=== Dataset entries ===

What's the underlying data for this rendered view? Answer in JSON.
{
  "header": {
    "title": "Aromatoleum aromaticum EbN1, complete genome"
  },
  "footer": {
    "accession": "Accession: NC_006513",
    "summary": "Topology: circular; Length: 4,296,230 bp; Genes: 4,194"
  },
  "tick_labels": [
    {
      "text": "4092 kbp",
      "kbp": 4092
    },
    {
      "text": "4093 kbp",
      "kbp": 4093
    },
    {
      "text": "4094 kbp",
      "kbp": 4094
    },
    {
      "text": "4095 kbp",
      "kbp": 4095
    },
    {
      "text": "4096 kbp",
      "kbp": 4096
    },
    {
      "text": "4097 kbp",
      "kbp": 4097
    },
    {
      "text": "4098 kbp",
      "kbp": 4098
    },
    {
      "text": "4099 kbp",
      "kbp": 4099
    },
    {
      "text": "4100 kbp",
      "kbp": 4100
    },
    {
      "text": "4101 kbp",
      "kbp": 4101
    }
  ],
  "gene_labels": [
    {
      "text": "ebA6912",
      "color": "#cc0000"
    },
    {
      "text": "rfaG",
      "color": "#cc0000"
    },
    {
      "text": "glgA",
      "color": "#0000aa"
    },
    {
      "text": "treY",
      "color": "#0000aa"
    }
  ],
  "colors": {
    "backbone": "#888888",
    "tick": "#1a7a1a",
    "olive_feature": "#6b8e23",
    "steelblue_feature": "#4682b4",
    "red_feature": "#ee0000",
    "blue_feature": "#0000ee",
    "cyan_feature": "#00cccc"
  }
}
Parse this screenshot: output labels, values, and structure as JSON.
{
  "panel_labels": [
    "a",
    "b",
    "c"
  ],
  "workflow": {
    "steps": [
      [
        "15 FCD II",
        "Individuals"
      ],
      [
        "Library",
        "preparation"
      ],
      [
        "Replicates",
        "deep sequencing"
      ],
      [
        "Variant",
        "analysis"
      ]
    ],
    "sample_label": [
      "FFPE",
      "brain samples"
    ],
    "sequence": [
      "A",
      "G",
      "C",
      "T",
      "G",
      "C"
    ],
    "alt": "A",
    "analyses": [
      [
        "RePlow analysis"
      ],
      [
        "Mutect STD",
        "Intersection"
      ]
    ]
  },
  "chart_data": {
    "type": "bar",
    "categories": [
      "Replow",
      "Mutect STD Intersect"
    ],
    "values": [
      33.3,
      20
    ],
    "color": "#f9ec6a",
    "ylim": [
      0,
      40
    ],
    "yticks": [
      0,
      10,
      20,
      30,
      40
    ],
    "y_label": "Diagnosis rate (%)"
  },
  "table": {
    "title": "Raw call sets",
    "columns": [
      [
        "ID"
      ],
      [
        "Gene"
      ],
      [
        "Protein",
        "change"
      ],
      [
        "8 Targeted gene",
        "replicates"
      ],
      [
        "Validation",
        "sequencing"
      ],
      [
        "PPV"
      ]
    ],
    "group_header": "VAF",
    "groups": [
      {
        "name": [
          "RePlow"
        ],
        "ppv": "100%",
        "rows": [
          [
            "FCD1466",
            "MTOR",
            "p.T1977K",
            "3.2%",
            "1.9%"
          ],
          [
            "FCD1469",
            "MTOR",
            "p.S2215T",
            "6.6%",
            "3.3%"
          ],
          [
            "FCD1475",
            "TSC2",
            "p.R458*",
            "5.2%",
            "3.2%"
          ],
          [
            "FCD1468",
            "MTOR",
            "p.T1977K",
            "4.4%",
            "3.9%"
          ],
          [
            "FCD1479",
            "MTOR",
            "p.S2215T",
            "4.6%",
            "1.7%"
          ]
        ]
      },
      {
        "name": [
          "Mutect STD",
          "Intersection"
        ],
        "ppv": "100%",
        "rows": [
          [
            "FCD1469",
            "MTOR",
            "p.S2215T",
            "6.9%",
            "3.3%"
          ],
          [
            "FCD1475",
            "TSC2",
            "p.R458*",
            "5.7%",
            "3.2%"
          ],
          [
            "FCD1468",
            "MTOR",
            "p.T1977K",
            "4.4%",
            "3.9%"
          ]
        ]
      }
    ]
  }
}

===

▶ About this task
Bring together all lines in the records where the word "title" is found.

▶ Answer below
    "title": "Aromatoleum aromaticum EbN1, complete genome"
    "title": "Raw call sets",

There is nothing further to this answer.